> [Short exercise]: Copy each line of the records that holds the string "What".

> [Items]:
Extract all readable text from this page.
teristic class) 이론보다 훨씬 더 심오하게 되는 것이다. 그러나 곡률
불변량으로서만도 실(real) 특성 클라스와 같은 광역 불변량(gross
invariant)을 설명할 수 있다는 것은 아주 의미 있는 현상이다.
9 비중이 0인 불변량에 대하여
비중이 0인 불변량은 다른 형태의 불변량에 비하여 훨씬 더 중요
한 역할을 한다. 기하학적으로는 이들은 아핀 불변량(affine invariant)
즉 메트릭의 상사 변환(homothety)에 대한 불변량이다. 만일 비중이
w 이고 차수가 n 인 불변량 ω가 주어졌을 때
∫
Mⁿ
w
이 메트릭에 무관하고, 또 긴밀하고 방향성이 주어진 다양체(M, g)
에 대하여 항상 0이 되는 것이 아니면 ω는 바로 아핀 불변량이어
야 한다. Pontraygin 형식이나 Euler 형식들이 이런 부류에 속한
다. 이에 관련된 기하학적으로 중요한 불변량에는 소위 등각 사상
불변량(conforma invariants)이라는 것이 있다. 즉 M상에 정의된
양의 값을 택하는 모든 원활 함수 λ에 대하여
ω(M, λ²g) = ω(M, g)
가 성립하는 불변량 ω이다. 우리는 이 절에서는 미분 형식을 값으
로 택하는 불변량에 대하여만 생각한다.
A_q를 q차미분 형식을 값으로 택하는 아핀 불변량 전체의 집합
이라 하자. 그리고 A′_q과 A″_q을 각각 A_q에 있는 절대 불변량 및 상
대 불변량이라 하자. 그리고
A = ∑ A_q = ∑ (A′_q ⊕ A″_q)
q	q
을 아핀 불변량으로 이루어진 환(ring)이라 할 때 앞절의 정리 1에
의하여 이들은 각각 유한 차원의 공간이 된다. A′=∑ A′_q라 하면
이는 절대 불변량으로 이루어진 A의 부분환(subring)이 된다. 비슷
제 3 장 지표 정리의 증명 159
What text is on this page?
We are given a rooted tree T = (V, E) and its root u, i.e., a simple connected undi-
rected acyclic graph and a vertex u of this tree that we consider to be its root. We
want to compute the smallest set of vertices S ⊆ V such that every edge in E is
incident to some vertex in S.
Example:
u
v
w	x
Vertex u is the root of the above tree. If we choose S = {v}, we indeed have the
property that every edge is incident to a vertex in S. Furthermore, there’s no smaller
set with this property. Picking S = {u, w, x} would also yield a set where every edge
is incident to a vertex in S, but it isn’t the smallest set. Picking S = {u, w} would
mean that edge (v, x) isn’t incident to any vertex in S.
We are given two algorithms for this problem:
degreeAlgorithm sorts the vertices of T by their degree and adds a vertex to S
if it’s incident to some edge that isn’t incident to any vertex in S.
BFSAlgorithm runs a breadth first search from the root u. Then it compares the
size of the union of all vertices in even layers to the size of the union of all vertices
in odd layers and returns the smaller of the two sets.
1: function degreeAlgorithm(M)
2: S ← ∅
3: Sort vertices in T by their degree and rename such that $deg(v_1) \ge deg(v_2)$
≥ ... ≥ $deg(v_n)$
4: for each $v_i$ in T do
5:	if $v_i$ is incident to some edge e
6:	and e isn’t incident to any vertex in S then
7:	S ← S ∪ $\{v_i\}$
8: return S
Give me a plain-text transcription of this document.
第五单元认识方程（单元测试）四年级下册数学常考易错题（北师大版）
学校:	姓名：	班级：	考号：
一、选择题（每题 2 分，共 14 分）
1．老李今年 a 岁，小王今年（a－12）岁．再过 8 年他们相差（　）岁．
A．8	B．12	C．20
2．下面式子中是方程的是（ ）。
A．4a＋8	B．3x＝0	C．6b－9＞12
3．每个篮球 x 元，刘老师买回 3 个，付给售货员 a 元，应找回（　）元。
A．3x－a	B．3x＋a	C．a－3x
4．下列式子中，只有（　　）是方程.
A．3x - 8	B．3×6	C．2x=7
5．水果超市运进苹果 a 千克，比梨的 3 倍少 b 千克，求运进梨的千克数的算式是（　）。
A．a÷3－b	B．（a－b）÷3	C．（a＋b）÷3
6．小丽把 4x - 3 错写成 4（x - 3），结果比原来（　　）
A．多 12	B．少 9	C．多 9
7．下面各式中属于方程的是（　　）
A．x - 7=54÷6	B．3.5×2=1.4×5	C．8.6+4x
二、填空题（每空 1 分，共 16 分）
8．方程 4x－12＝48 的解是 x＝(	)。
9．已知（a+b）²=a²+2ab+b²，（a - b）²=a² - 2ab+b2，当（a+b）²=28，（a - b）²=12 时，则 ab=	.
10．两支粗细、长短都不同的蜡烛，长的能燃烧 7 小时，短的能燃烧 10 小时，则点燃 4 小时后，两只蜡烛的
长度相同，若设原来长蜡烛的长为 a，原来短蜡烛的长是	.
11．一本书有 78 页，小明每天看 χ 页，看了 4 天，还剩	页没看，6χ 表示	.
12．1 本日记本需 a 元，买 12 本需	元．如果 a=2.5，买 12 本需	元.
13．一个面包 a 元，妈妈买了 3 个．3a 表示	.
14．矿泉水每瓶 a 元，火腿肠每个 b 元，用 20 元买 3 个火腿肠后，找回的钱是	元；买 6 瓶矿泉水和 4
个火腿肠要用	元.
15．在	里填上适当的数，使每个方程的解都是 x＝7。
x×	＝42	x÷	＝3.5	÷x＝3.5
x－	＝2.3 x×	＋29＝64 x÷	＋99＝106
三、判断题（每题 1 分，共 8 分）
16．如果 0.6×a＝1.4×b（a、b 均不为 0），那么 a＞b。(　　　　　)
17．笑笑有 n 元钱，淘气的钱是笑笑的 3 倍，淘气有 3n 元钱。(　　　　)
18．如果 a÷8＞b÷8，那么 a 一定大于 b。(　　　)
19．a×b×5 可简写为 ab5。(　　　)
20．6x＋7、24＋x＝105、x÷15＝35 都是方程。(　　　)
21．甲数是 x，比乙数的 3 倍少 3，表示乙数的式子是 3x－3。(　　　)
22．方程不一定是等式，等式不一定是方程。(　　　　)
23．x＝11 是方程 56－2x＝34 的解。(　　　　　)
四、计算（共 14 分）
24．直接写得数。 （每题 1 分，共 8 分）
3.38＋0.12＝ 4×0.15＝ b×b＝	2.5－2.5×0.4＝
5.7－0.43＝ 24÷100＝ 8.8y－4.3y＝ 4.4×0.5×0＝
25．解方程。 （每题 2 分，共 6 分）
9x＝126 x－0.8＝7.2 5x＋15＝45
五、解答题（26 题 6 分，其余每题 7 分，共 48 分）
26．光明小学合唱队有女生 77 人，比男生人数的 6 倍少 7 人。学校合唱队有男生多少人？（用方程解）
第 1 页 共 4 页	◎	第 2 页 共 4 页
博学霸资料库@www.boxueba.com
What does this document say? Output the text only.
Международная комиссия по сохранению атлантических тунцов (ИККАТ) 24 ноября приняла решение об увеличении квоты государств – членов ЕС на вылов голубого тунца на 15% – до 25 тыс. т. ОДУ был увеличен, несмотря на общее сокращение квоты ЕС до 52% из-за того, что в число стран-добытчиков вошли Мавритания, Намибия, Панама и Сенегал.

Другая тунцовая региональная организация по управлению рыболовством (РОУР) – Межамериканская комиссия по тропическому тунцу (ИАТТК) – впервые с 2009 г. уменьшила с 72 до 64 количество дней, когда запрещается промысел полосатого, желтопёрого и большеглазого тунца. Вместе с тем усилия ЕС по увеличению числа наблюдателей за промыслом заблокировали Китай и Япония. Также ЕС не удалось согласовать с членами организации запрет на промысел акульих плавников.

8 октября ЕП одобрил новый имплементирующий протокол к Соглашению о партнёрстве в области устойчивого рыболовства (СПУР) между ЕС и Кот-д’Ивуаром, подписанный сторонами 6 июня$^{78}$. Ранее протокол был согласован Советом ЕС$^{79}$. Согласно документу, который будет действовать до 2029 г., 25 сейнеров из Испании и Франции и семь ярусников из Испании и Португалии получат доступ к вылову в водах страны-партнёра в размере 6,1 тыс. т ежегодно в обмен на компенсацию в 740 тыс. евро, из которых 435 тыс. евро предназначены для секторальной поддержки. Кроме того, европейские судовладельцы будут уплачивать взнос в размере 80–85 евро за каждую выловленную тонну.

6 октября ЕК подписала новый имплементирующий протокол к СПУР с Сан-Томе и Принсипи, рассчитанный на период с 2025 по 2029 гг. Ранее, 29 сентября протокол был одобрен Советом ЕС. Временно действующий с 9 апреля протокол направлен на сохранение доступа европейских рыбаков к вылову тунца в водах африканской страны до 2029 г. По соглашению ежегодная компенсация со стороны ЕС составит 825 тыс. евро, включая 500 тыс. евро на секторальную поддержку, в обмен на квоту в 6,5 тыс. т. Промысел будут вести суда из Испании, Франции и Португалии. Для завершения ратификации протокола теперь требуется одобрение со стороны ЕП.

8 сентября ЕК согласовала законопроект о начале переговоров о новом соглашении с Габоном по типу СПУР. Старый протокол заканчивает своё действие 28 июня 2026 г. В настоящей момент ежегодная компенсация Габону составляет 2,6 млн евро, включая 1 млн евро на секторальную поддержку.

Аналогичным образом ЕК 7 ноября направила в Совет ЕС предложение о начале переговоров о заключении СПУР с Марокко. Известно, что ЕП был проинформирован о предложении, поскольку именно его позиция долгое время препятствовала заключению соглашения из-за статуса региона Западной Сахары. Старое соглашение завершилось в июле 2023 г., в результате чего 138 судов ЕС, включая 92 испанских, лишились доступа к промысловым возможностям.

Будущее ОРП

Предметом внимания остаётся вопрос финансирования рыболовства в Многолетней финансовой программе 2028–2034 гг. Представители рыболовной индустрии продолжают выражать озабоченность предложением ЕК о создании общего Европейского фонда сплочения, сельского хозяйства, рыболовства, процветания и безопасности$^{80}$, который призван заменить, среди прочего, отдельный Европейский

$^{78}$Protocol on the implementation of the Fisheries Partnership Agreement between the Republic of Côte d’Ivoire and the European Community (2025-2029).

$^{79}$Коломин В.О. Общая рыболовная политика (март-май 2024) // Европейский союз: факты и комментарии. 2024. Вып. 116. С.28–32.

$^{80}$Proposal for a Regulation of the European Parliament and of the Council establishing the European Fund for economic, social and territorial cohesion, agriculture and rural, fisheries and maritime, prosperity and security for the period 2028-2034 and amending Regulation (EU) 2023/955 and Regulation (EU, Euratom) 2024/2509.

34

> [Problem solution]:
What text is on this page?
What does this document say? Output the text only.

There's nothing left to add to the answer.